#### [TASK DESCRIPTION]
Write the material out again in full, exactly.

[START ITEMS]

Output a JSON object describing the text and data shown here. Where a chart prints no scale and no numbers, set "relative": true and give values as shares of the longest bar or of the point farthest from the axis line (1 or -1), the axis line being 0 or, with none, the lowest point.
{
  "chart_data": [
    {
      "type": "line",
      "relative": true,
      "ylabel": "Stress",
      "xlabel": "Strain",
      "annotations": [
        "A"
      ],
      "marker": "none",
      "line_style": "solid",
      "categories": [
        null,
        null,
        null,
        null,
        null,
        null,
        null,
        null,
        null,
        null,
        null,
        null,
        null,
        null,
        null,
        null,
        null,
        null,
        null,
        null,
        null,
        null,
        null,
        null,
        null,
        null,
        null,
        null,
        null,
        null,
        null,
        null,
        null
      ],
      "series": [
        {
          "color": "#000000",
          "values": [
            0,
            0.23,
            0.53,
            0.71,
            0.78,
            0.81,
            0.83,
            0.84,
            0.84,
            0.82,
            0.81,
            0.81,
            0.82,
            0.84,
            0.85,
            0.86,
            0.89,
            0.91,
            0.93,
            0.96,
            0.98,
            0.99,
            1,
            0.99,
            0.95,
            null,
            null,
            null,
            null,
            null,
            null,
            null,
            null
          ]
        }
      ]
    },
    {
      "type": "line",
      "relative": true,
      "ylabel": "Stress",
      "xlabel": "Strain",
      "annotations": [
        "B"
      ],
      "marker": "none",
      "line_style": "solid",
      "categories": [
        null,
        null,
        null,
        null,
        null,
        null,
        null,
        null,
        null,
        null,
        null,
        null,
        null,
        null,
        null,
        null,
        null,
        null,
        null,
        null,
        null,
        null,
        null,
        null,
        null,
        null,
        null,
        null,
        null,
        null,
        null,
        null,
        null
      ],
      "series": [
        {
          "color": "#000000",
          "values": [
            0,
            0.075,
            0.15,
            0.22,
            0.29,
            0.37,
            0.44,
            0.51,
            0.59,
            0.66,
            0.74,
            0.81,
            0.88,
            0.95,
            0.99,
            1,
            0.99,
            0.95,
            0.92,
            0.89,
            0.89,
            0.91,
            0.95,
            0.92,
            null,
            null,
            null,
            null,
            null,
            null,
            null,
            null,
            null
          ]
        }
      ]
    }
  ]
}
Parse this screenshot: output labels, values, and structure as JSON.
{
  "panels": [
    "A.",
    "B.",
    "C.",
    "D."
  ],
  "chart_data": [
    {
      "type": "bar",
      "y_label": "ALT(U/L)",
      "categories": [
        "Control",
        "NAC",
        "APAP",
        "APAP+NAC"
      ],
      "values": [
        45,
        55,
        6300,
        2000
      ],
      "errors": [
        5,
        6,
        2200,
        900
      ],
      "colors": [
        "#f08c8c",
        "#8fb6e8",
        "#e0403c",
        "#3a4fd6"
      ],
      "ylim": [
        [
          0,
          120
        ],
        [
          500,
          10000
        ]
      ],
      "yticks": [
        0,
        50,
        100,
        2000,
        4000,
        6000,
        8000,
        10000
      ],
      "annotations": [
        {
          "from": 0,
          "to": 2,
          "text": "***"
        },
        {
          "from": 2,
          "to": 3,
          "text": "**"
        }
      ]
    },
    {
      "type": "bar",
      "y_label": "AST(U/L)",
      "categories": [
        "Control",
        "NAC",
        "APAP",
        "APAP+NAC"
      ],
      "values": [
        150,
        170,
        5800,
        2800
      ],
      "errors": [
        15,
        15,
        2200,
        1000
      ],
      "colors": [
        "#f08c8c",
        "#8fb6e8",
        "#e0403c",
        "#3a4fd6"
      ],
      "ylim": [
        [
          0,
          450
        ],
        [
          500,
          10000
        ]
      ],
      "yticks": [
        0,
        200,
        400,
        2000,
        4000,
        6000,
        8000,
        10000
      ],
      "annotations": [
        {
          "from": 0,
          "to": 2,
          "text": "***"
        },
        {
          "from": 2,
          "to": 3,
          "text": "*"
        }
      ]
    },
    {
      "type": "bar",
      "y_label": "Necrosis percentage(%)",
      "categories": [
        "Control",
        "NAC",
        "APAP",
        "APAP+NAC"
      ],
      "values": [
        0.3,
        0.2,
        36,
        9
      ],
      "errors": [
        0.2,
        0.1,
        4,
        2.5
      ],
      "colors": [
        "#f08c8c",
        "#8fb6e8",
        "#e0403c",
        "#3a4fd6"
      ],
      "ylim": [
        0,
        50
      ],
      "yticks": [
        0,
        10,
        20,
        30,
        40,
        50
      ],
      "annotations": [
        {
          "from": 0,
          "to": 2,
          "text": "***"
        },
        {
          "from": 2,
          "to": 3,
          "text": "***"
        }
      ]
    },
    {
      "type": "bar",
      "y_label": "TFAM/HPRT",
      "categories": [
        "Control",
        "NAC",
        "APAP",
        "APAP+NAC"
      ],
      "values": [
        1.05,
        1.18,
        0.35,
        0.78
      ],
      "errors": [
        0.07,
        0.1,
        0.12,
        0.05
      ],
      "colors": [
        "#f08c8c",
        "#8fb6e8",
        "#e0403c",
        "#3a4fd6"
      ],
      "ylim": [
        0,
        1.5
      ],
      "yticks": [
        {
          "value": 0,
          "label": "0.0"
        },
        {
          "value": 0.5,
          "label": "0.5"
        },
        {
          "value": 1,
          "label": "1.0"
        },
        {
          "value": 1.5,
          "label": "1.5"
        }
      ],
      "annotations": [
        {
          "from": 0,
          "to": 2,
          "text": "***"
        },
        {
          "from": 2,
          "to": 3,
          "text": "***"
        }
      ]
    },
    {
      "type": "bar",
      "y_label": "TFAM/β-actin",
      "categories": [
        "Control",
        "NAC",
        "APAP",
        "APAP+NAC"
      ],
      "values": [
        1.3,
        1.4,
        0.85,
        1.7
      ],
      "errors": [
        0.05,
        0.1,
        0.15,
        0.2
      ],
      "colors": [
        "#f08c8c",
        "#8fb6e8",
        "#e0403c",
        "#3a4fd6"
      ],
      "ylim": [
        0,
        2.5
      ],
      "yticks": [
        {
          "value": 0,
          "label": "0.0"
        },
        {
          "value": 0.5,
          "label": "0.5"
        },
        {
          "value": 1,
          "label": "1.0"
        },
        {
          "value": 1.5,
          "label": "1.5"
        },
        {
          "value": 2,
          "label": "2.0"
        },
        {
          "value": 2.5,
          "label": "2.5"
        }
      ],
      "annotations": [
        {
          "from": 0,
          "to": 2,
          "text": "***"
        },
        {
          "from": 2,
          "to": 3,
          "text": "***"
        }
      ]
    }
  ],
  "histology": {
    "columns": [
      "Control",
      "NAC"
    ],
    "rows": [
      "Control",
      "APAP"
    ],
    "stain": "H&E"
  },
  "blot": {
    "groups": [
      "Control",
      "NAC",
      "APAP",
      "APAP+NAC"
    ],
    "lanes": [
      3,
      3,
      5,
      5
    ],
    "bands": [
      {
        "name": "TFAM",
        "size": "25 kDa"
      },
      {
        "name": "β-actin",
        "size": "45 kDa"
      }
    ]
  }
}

[END ITEMS]

#### [IN RESPONSE]
Output a JSON object describing the text and data shown here. Where a chart prints no scale and no numbers, set "relative": true and give values as shares of the longest bar or of the point farthest from the axis line (1 or -1), the axis line being 0 or, with none, the lowest point.
{
  "chart_data": [
    {
      "type": "line",
      "relative": true,
      "ylabel": "Stress",
      "xlabel": "Strain",
      "annotations": [
        "A"
      ],
      "marker": "none",
      "line_style": "solid",
      "categories": [
        null,
        null,
        null,
        null,
        null,
        null,
        null,
        null,
        null,
        null,
        null,
        null,
        null,
        null,
        null,
        null,
        null,
        null,
        null,
        null,
        null,
        null,
        null,
        null,
        null,
        null,
        null,
        null,
        null,
        null,
        null,
        null,
        null
      ],
      "series": [
        {
          "color": "#000000",
          "values": [
            0,
            0.23,
            0.53,
            0.71,
            0.78,
            0.81,
            0.83,
            0.84,
            0.84,
            0.82,
            0.81,
            0.81,
            0.82,
            0.84,
            0.85,
            0.86,
            0.89,
            0.91,
            0.93,
            0.96,
            0.98,
            0.99,
            1,
            0.99,
            0.95,
            null,
            null,
            null,
            null,
            null,
            null,
            null,
            null
          ]
        }
      ]
    },
    {
      "type": "line",
      "relative": true,
      "ylabel": "Stress",
      "xlabel": "Strain",
      "annotations": [
        "B"
      ],
      "marker": "none",
      "line_style": "solid",
      "categories": [
        null,
        null,
        null,
        null,
        null,
        null,
        null,
        null,
        null,
        null,
        null,
        null,
        null,
        null,
        null,
        null,
        null,
        null,
        null,
        null,
        null,
        null,
        null,
        null,
        null,
        null,
        null,
        null,
        null,
        null,
        null,
        null,
        null
      ],
      "series": [
        {
          "color": "#000000",
          "values": [
            0,
            0.075,
            0.15,
            0.22,
            0.29,
            0.37,
            0.44,
            0.51,
            0.59,
            0.66,
            0.74,
            0.81,
            0.88,
            0.95,
            0.99,
            1,
            0.99,
            0.95,
            0.92,
            0.89,
            0.89,
            0.91,
            0.95,
            0.92,
            null,
            null,
            null,
            null,
            null,
            null,
            null,
            null,
            null
          ]
        }
      ]
    }
  ]
}
Parse this screenshot: output labels, values, and structure as JSON.
{
  "panels": [
    "A.",
    "B.",
    "C.",
    "D."
  ],
  "chart_data": [
    {
      "type": "bar",
      "y_label": "ALT(U/L)",
      "categories": [
        "Control",
        "NAC",
        "APAP",
        "APAP+NAC"
      ],
      "values": [
        45,
        55,
        6300,
        2000
      ],
      "errors": [
        5,
        6,
        2200,
        900
      ],
      "colors": [
        "#f08c8c",
        "#8fb6e8",
        "#e0403c",
        "#3a4fd6"
      ],
      "ylim": [
        [
          0,
          120
        ],
        [
          500,
          10000
        ]
      ],
      "yticks": [
        0,
        50,
        100,
        2000,
        4000,
        6000,
        8000,
        10000
      ],
      "annotations": [
        {
          "from": 0,
          "to": 2,
          "text": "***"
        },
        {
          "from": 2,
          "to": 3,
          "text": "**"
        }
      ]
    },
    {
      "type": "bar",
      "y_label": "AST(U/L)",
      "categories": [
        "Control",
        "NAC",
        "APAP",
        "APAP+NAC"
      ],
      "values": [
        150,
        170,
        5800,
        2800
      ],
      "errors": [
        15,
        15,
        2200,
        1000
      ],
      "colors": [
        "#f08c8c",
        "#8fb6e8",
        "#e0403c",
        "#3a4fd6"
      ],
      "ylim": [
        [
          0,
          450
        ],
        [
          500,
          10000
        ]
      ],
      "yticks": [
        0,
        200,
        400,
        2000,
        4000,
        6000,
        8000,
        10000
      ],
      "annotations": [
        {
          "from": 0,
          "to": 2,
          "text": "***"
        },
        {
          "from": 2,
          "to": 3,
          "text": "*"
        }
      ]
    },
    {
      "type": "bar",
      "y_label": "Necrosis percentage(%)",
      "categories": [
        "Control",
        "NAC",
        "APAP",
        "APAP+NAC"
      ],
      "values": [
        0.3,
        0.2,
        36,
        9
      ],
      "errors": [
        0.2,
        0.1,
        4,
        2.5
      ],
      "colors": [
        "#f08c8c",
        "#8fb6e8",
        "#e0403c",
        "#3a4fd6"
      ],
      "ylim": [
        0,
        50
      ],
      "yticks": [
        0,
        10,
        20,
        30,
        40,
        50
      ],
      "annotations": [
        {
          "from": 0,
          "to": 2,
          "text": "***"
        },
        {
          "from": 2,
          "to": 3,
          "text": "***"
        }
      ]
    },
    {
      "type": "bar",
      "y_label": "TFAM/HPRT",
      "categories": [
        "Control",
        "NAC",
        "APAP",
        "APAP+NAC"
      ],
      "values": [
        1.05,
        1.18,
        0.35,
        0.78
      ],
      "errors": [
        0.07,
        0.1,
        0.12,
        0.05
      ],
      "colors": [
        "#f08c8c",
        "#8fb6e8",
        "#e0403c",
        "#3a4fd6"
      ],
      "ylim": [
        0,
        1.5
      ],
      "yticks": [
        {
          "value": 0,
          "label": "0.0"
        },
        {
          "value": 0.5,
          "label": "0.5"
        },
        {
          "value": 1,
          "label": "1.0"
        },
        {
          "value": 1.5,
          "label": "1.5"
        }
      ],
      "annotations": [
        {
          "from": 0,
          "to": 2,
          "text": "***"
        },
        {
          "from": 2,
          "to": 3,
          "text": "***"
        }
      ]
    },
    {
      "type": "bar",
      "y_label": "TFAM/β-actin",
      "categories": [
        "Control",
        "NAC",
        "APAP",
        "APAP+NAC"
      ],
      "values": [
        1.3,
        1.4,
        0.85,
        1.7
      ],
      "errors": [
        0.05,
        0.1,
        0.15,
        0.2
      ],
      "colors": [
        "#f08c8c",
        "#8fb6e8",
        "#e0403c",
        "#3a4fd6"
      ],
      "ylim": [
        0,
        2.5
      ],
      "yticks": [
        {
          "value": 0,
          "label": "0.0"
        },
        {
          "value": 0.5,
          "label": "0.5"
        },
        {
          "value": 1,
          "label": "1.0"
        },
        {
          "value": 1.5,
          "label": "1.5"
        },
        {
          "value": 2,
          "label": "2.0"
        },
        {
          "value": 2.5,
          "label": "2.5"
        }
      ],
      "annotations": [
        {
          "from": 0,
          "to": 2,
          "text": "***"
        },
        {
          "from": 2,
          "to": 3,
          "text": "***"
        }
      ]
    }
  ],
  "histology": {
    "columns": [
      "Control",
      "NAC"
    ],
    "rows": [
      "Control",
      "APAP"
    ],
    "stain": "H&E"
  },
  "blot": {
    "groups": [
      "Control",
      "NAC",
      "APAP",
      "APAP+NAC"
    ],
    "lanes": [
      3,
      3,
      5,
      5
    ],
    "bands": [
      {
        "name": "TFAM",
        "size": "25 kDa"
      },
      {
        "name": "β-actin",
        "size": "45 kDa"
      }
    ]
  }
}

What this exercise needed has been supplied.